■ Problem to work on ■
Read the records and gather each line that includes "tenders".

..........

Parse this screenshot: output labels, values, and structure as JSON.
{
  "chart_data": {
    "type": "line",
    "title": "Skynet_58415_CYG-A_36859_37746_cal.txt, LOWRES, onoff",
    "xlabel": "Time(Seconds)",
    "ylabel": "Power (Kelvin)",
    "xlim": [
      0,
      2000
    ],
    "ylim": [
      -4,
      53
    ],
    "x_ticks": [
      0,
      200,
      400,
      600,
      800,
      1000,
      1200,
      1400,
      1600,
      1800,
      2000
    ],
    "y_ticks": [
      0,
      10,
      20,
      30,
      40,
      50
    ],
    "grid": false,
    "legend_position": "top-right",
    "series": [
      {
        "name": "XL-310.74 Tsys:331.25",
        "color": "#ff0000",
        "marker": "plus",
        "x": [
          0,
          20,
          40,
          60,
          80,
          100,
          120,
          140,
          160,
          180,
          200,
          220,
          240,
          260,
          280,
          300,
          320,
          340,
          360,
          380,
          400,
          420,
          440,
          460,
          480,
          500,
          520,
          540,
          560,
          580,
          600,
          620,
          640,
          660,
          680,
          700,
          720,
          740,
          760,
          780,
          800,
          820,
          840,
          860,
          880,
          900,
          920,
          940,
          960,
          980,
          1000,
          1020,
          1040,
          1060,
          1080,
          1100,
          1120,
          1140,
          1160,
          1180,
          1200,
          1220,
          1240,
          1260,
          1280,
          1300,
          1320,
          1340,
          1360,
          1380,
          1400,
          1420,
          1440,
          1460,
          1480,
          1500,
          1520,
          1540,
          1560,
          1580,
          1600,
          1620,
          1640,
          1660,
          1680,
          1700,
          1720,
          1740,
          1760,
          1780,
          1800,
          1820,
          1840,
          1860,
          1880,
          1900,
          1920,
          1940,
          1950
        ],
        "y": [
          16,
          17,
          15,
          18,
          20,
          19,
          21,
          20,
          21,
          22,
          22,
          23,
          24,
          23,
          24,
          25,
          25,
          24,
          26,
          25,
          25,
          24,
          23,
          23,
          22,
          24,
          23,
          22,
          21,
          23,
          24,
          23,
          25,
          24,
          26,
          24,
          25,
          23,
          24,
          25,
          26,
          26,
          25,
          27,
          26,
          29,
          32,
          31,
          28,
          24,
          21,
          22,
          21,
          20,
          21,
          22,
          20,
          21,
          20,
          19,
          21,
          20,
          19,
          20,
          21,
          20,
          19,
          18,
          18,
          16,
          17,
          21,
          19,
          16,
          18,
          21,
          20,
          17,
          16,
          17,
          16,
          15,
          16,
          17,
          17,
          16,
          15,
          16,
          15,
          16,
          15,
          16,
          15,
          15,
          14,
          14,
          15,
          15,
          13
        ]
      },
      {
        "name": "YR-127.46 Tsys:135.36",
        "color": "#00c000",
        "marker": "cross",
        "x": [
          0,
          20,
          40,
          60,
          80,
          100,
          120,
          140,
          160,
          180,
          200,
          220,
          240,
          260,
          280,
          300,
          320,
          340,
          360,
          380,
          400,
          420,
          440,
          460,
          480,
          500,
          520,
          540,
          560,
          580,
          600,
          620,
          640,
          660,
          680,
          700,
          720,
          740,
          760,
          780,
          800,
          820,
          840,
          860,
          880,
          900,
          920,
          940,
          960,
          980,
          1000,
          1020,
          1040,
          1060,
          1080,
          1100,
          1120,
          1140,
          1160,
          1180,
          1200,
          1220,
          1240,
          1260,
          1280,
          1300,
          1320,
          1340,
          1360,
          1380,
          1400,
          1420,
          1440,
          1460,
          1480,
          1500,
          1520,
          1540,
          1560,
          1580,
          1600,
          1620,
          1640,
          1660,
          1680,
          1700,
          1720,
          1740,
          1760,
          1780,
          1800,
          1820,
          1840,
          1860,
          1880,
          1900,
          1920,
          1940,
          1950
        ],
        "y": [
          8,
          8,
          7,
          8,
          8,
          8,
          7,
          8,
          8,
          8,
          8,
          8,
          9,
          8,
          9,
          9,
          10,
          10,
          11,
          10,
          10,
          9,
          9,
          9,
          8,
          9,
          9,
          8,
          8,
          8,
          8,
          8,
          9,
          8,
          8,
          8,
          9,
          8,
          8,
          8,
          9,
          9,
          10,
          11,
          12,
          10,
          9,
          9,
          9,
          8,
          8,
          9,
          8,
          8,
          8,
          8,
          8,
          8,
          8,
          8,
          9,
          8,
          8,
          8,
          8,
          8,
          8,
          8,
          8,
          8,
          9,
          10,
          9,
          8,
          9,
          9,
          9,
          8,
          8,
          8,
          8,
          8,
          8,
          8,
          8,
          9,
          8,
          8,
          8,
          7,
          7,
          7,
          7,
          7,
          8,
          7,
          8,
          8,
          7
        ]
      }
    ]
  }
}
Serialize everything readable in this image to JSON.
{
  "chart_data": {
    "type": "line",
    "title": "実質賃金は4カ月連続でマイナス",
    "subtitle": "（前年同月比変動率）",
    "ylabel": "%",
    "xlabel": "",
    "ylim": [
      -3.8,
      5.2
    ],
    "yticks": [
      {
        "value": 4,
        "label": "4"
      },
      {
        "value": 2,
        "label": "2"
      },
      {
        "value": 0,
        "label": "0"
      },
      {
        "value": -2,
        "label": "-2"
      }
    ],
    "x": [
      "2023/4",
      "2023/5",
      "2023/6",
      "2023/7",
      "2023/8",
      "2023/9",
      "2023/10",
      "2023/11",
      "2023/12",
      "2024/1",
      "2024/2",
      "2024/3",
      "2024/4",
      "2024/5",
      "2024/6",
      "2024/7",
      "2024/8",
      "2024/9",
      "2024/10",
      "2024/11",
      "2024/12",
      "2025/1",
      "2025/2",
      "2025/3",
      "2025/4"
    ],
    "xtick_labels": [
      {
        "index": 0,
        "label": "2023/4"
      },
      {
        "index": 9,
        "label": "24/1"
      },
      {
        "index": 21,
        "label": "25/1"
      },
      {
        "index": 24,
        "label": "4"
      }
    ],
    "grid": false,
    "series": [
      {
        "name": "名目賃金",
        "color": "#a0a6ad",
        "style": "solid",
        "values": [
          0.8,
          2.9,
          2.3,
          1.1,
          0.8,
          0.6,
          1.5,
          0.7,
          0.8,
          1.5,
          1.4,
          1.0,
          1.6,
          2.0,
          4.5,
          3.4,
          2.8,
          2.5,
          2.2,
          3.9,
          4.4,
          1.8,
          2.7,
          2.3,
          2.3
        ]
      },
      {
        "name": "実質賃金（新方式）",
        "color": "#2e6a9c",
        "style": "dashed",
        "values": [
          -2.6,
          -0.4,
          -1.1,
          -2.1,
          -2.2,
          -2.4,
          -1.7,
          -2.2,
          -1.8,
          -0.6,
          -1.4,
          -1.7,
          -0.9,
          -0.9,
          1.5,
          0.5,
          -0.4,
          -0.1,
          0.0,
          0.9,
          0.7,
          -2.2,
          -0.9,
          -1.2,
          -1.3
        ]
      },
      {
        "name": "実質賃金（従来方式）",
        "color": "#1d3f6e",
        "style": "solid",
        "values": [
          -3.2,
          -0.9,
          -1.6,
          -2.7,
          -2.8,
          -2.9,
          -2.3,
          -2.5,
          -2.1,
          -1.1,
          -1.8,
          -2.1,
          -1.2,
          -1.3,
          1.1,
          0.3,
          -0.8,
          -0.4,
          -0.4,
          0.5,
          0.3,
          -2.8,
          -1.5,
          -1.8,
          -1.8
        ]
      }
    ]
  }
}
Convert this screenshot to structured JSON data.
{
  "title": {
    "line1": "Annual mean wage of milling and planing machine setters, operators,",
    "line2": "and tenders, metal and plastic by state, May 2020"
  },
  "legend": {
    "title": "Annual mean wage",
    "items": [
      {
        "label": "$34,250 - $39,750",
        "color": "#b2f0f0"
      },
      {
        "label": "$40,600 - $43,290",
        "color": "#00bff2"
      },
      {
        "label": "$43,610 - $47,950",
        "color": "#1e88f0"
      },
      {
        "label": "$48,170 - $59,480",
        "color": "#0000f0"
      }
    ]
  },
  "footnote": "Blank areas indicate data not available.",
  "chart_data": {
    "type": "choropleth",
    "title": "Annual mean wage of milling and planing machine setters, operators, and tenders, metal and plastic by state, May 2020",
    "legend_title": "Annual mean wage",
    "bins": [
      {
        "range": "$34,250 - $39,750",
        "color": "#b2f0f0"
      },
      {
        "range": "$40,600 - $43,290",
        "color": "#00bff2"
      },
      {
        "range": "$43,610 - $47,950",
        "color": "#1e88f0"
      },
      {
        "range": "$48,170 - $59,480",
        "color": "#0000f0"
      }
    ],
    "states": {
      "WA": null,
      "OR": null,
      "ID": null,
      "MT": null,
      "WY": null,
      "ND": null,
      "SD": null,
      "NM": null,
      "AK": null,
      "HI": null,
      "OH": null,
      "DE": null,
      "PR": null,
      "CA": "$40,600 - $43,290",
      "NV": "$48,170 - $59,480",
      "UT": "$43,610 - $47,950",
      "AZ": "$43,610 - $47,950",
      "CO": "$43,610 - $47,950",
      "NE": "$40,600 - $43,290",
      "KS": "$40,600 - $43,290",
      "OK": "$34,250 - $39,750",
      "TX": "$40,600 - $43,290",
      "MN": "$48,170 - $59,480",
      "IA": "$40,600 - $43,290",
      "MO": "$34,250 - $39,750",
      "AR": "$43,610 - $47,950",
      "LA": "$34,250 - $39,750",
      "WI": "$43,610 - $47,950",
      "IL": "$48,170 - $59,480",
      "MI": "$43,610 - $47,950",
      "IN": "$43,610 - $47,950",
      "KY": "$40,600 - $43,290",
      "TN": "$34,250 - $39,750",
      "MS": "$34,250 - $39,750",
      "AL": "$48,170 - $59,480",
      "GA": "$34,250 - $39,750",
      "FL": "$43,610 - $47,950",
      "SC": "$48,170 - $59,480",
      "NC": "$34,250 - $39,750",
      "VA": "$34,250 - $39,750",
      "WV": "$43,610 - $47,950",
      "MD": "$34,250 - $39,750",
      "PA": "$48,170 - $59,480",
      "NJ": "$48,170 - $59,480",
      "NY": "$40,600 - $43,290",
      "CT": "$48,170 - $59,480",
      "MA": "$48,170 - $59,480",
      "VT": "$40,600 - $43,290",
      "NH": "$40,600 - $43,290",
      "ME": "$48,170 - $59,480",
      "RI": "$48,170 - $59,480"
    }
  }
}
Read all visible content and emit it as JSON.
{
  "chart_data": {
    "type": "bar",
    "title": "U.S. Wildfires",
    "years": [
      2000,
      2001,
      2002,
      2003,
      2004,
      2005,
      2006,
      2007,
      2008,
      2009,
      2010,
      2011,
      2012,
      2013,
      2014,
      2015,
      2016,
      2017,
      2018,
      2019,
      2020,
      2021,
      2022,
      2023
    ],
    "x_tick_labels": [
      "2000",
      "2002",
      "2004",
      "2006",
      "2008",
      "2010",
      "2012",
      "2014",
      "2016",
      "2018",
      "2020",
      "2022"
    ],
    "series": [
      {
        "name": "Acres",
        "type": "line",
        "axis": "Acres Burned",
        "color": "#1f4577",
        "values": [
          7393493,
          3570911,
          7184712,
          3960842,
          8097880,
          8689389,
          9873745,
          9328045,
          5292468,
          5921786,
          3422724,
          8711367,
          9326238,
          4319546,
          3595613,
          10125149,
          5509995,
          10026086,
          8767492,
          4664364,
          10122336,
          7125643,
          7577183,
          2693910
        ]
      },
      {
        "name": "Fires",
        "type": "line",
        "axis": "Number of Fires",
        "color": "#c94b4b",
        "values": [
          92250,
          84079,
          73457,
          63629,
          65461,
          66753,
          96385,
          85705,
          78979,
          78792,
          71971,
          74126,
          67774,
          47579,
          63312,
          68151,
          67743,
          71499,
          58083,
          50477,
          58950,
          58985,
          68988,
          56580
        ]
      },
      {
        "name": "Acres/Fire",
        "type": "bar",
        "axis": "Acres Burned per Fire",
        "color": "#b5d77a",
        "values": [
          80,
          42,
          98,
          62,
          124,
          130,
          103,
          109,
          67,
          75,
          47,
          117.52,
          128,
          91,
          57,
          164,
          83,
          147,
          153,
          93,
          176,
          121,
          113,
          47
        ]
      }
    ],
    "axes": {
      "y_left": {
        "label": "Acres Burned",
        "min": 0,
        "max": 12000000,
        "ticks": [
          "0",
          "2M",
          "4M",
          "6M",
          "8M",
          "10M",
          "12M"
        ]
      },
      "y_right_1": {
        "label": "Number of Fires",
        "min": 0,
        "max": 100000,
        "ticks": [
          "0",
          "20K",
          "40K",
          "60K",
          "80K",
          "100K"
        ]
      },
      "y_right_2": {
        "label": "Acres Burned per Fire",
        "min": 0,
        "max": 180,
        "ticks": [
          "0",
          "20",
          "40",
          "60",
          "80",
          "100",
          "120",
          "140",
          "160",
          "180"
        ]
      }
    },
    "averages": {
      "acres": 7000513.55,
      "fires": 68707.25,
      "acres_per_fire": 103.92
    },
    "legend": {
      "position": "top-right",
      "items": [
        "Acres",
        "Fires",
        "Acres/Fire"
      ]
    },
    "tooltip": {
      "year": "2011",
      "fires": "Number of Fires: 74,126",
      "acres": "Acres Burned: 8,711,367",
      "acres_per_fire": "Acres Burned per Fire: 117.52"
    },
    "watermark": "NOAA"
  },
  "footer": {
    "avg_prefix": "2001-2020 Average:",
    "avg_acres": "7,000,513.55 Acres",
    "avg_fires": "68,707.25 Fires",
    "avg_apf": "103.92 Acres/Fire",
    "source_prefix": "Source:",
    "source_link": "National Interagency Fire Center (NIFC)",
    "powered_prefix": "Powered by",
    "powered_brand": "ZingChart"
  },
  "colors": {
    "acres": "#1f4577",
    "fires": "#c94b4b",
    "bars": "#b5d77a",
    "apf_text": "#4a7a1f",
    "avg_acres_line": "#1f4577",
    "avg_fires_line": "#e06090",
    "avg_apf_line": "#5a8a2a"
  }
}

..........

■ Finished answer ■
    "line2": "and tenders, metal and plastic by state, May 2020"
    "title": "Annual mean wage of milling and planing machine setters, operators, and tenders, metal and plastic by state, May 2020",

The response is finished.